#### TASK DETAILS
Every record here needs to be written out again exactly.

#### RECORDS SHOWN

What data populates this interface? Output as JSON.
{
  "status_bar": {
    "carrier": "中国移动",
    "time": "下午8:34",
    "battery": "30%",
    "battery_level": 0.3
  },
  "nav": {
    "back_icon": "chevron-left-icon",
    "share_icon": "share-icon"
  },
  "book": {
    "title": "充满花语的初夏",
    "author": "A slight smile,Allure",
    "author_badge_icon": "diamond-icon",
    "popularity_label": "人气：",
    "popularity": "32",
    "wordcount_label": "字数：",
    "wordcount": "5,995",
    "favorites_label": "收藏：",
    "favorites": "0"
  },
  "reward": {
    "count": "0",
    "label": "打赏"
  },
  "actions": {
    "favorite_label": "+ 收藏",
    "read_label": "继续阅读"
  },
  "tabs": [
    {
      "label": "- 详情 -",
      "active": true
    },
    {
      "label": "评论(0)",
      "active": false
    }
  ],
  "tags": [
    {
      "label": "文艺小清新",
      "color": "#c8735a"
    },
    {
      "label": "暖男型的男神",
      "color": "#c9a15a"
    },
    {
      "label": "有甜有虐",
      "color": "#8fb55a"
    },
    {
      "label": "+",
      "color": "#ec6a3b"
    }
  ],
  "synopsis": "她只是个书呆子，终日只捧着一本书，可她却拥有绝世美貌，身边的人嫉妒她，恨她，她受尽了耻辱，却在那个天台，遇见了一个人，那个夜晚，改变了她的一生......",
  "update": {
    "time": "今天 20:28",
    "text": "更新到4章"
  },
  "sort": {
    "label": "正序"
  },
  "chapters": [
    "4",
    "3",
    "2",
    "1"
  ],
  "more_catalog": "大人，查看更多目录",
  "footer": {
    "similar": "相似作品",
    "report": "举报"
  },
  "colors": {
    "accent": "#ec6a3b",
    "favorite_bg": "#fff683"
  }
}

#### OUTPUT
What data populates this interface? Output as JSON.
{
  "status_bar": {
    "carrier": "中国移动",
    "time": "下午8:34",
    "battery": "30%",
    "battery_level": 0.3
  },
  "nav": {
    "back_icon": "chevron-left-icon",
    "share_icon": "share-icon"
  },
  "book": {
    "title": "充满花语的初夏",
    "author": "A slight smile,Allure",
    "author_badge_icon": "diamond-icon",
    "popularity_label": "人气：",
    "popularity": "32",
    "wordcount_label": "字数：",
    "wordcount": "5,995",
    "favorites_label": "收藏：",
    "favorites": "0"
  },
  "reward": {
    "count": "0",
    "label": "打赏"
  },
  "actions": {
    "favorite_label": "+ 收藏",
    "read_label": "继续阅读"
  },
  "tabs": [
    {
      "label": "- 详情 -",
      "active": true
    },
    {
      "label": "评论(0)",
      "active": false
    }
  ],
  "tags": [
    {
      "label": "文艺小清新",
      "color": "#c8735a"
    },
    {
      "label": "暖男型的男神",
      "color": "#c9a15a"
    },
    {
      "label": "有甜有虐",
      "color": "#8fb55a"
    },
    {
      "label": "+",
      "color": "#ec6a3b"
    }
  ],
  "synopsis": "她只是个书呆子，终日只捧着一本书，可她却拥有绝世美貌，身边的人嫉妒她，恨她，她受尽了耻辱，却在那个天台，遇见了一个人，那个夜晚，改变了她的一生......",
  "update": {
    "time": "今天 20:28",
    "text": "更新到4章"
  },
  "sort": {
    "label": "正序"
  },
  "chapters": [
    "4",
    "3",
    "2",
    "1"
  ],
  "more_catalog": "大人，查看更多目录",
  "footer": {
    "similar": "相似作品",
    "report": "举报"
  },
  "colors": {
    "accent": "#ec6a3b",
    "favorite_bg": "#fff683"
  }
}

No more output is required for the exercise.